Collected data entries:
[start]

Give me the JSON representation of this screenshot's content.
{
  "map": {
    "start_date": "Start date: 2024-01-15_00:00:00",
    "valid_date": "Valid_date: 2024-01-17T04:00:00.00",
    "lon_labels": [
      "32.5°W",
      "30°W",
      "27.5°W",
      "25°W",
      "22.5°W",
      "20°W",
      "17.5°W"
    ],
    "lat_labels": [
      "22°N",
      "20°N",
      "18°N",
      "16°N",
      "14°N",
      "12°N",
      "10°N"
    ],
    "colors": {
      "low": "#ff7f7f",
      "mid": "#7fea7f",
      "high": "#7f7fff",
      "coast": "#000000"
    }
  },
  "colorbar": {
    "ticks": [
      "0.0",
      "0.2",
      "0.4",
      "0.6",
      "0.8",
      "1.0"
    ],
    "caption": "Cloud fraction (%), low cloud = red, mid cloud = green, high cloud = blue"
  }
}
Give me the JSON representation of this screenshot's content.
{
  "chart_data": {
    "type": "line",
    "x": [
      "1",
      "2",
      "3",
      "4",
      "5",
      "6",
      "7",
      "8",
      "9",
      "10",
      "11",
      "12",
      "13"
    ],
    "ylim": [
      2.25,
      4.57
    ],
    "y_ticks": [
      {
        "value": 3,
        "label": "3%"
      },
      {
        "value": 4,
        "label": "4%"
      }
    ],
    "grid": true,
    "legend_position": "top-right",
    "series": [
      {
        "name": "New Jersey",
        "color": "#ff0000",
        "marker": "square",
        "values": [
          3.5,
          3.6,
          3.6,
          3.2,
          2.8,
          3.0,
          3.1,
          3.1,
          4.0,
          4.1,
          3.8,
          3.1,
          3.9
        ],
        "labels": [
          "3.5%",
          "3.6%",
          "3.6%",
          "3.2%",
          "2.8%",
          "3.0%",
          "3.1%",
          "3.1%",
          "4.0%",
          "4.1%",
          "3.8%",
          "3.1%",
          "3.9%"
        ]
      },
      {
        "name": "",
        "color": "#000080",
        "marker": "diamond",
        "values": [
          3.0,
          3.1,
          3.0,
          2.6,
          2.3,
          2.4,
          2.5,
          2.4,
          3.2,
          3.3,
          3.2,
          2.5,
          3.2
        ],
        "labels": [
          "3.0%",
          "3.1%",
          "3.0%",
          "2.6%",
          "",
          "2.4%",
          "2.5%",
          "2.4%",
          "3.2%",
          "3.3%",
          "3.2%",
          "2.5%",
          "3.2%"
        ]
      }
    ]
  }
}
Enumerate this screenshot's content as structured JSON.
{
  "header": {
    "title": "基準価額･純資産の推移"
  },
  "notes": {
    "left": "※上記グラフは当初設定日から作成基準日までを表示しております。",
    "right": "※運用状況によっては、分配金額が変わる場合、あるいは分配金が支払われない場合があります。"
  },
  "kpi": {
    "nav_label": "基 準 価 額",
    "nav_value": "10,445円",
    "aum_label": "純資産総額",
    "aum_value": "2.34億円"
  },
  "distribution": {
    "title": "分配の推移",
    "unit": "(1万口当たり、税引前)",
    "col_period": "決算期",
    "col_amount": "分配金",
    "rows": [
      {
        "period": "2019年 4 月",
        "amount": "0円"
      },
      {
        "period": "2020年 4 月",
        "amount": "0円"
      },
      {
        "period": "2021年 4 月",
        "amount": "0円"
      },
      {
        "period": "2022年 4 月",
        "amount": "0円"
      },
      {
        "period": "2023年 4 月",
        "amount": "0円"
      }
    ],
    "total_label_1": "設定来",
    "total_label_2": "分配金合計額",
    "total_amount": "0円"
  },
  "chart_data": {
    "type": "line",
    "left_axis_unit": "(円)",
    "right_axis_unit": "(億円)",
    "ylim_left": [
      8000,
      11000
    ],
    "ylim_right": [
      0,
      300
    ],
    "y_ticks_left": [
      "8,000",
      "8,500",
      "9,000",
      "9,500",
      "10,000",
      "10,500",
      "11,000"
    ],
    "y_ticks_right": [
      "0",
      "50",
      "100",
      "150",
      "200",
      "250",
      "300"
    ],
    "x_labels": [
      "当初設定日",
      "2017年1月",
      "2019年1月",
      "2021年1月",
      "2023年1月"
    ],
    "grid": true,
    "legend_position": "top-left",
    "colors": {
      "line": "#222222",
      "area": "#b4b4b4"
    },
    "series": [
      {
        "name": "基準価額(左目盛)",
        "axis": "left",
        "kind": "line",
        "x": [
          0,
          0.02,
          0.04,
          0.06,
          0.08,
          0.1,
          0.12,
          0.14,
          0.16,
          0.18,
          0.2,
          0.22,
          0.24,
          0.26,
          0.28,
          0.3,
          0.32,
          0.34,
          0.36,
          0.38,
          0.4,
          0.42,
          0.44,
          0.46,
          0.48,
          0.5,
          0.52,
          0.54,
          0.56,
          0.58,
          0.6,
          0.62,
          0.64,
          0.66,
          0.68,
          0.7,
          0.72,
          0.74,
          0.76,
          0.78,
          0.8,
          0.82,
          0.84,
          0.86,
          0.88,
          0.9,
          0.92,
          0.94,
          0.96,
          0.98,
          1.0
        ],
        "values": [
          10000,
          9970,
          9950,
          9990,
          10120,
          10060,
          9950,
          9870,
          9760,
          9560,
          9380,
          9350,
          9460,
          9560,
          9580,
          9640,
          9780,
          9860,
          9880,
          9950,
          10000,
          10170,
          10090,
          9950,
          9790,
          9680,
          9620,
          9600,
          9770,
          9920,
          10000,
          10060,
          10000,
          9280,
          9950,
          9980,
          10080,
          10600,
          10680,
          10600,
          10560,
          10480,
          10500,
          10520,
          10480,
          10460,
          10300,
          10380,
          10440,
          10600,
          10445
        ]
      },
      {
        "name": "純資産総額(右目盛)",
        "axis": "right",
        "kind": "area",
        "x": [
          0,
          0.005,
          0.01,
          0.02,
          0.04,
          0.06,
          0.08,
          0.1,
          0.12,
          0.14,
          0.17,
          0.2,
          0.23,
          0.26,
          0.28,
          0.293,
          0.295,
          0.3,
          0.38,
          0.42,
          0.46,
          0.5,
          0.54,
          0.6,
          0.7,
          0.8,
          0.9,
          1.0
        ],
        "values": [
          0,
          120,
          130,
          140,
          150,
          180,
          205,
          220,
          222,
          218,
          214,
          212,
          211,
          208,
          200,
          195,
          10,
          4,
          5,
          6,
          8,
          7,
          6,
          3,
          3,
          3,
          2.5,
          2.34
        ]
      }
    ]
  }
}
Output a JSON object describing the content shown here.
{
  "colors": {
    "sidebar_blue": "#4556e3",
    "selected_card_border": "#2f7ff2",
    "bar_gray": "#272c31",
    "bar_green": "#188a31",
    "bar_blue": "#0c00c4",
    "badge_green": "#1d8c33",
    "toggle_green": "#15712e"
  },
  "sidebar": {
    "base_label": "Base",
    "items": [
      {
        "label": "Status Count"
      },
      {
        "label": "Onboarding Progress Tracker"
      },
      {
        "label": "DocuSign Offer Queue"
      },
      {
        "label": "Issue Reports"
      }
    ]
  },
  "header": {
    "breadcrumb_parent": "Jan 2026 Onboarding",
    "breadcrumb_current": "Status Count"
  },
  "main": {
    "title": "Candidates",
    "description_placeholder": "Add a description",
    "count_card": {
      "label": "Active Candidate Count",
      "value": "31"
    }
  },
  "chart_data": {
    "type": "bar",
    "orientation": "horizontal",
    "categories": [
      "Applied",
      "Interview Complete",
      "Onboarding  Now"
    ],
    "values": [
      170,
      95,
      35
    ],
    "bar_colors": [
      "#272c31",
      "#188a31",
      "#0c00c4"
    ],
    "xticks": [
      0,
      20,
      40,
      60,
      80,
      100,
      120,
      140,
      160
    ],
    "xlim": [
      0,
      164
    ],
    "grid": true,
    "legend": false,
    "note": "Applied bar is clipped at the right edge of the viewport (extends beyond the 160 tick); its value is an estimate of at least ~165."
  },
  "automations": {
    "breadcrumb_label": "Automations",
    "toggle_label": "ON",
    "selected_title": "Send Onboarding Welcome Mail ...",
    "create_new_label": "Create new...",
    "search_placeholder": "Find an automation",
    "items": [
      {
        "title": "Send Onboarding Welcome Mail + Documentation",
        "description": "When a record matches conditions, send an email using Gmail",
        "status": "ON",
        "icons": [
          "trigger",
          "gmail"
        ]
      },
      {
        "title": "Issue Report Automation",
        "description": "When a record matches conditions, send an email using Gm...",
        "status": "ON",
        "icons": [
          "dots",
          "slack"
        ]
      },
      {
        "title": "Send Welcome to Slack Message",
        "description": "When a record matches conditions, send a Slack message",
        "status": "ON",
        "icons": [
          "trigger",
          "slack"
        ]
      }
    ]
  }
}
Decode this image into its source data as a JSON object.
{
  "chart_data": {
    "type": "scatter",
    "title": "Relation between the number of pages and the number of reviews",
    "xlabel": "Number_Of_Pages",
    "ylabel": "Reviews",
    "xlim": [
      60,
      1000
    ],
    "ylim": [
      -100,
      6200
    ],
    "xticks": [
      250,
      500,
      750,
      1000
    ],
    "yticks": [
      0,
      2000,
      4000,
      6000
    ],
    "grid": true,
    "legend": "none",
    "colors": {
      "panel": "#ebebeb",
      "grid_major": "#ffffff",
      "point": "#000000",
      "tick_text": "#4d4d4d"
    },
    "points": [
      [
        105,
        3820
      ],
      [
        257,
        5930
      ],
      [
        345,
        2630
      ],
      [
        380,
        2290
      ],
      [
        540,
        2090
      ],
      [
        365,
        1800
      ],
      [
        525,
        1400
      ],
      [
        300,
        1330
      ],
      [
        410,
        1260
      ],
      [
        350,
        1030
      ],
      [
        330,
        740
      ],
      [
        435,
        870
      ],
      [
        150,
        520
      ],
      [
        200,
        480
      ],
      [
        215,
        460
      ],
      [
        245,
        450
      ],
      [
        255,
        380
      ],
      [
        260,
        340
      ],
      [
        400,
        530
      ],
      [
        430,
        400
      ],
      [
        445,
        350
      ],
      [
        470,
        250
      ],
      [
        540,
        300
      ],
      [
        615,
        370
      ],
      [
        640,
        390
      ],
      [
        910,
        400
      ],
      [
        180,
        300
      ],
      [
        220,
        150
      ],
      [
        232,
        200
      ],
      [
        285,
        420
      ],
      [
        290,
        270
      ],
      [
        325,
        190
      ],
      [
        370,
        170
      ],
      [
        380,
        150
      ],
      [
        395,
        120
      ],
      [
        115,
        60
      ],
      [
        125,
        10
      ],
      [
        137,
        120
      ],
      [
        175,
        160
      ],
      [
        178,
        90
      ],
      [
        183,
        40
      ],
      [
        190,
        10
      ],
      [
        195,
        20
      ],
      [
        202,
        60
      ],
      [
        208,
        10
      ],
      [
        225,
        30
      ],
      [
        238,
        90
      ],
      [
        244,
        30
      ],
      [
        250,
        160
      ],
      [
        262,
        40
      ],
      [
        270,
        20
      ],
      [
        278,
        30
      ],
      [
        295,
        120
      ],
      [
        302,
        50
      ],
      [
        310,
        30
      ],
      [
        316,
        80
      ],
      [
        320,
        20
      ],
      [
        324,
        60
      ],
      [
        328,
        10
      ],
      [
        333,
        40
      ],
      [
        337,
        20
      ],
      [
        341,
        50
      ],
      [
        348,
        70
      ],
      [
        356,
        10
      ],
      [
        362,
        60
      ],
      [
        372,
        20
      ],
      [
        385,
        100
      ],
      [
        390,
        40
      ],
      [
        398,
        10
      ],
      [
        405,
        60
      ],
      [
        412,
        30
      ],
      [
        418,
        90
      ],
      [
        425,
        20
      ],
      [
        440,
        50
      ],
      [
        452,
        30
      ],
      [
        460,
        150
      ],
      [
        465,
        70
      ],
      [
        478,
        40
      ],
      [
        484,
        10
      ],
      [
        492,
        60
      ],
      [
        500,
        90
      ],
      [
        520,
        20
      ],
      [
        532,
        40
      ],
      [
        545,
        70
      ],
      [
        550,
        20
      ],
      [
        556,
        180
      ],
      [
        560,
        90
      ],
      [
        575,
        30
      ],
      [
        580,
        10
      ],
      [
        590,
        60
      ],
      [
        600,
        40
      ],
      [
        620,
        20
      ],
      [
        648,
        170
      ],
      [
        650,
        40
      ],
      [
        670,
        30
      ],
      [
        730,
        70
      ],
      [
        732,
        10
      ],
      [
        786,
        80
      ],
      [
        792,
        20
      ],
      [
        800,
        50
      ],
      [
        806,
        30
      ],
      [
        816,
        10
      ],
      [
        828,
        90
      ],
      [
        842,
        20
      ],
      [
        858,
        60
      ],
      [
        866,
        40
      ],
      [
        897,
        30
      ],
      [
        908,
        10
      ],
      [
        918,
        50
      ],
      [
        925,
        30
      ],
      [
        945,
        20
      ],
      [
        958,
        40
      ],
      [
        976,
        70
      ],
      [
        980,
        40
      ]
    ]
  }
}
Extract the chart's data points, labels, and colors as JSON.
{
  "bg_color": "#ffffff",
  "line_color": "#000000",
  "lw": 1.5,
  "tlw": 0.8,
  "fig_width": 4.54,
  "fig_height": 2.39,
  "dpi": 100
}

[end]

§ **Instruction**
Say how many lines include the word "record"; reply with the number alone.

§ **Answer in full**
3